■ Dataset items:
— begin —

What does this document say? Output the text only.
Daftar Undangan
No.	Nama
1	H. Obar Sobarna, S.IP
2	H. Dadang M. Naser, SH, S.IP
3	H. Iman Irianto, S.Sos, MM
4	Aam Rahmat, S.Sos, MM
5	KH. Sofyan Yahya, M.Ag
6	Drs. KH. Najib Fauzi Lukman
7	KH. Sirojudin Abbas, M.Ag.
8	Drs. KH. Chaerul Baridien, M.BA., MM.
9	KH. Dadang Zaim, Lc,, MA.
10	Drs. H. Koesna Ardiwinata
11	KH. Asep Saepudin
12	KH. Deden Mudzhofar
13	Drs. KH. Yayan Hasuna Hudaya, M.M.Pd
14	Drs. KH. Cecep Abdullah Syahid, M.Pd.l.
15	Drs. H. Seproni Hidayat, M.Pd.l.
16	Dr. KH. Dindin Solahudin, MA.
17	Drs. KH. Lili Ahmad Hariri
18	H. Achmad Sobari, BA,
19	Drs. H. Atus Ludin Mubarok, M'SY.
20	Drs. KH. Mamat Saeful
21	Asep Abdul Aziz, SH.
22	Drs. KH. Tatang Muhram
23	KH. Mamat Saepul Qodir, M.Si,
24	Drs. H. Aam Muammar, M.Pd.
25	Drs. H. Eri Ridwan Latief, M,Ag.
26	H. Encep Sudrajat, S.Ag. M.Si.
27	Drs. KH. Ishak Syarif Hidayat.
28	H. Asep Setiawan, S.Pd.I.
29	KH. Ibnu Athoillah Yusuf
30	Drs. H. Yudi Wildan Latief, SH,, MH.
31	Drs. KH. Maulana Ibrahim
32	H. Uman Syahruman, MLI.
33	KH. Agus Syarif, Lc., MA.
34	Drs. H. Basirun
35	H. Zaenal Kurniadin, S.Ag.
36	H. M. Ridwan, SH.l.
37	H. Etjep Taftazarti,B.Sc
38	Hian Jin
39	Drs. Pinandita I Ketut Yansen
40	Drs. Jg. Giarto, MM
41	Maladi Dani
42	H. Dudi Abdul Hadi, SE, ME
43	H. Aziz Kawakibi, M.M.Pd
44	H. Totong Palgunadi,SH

— end —

■ PROBLEM REQUIREMENTS:
Generate an exact reproduction of all entries.

■ OUTPUT BELOW:
What does this document say? Output the text only.
Daftar Undangan
No.	Nama
1	H. Obar Sobarna, S.IP
2	H. Dadang M. Naser, SH, S.IP
3	H. Iman Irianto, S.Sos, MM
4	Aam Rahmat, S.Sos, MM
5	KH. Sofyan Yahya, M.Ag
6	Drs. KH. Najib Fauzi Lukman
7	KH. Sirojudin Abbas, M.Ag.
8	Drs. KH. Chaerul Baridien, M.BA., MM.
9	KH. Dadang Zaim, Lc,, MA.
10	Drs. H. Koesna Ardiwinata
11	KH. Asep Saepudin
12	KH. Deden Mudzhofar
13	Drs. KH. Yayan Hasuna Hudaya, M.M.Pd
14	Drs. KH. Cecep Abdullah Syahid, M.Pd.l.
15	Drs. H. Seproni Hidayat, M.Pd.l.
16	Dr. KH. Dindin Solahudin, MA.
17	Drs. KH. Lili Ahmad Hariri
18	H. Achmad Sobari, BA,
19	Drs. H. Atus Ludin Mubarok, M'SY.
20	Drs. KH. Mamat Saeful
21	Asep Abdul Aziz, SH.
22	Drs. KH. Tatang Muhram
23	KH. Mamat Saepul Qodir, M.Si,
24	Drs. H. Aam Muammar, M.Pd.
25	Drs. H. Eri Ridwan Latief, M,Ag.
26	H. Encep Sudrajat, S.Ag. M.Si.
27	Drs. KH. Ishak Syarif Hidayat.
28	H. Asep Setiawan, S.Pd.I.
29	KH. Ibnu Athoillah Yusuf
30	Drs. H. Yudi Wildan Latief, SH,, MH.
31	Drs. KH. Maulana Ibrahim
32	H. Uman Syahruman, MLI.
33	KH. Agus Syarif, Lc., MA.
34	Drs. H. Basirun
35	H. Zaenal Kurniadin, S.Ag.
36	H. M. Ridwan, SH.l.
37	H. Etjep Taftazarti,B.Sc
38	Hian Jin
39	Drs. Pinandita I Ketut Yansen
40	Drs. Jg. Giarto, MM
41	Maladi Dani
42	H. Dudi Abdul Hadi, SE, ME
43	H. Aziz Kawakibi, M.M.Pd
44	H. Totong Palgunadi,SH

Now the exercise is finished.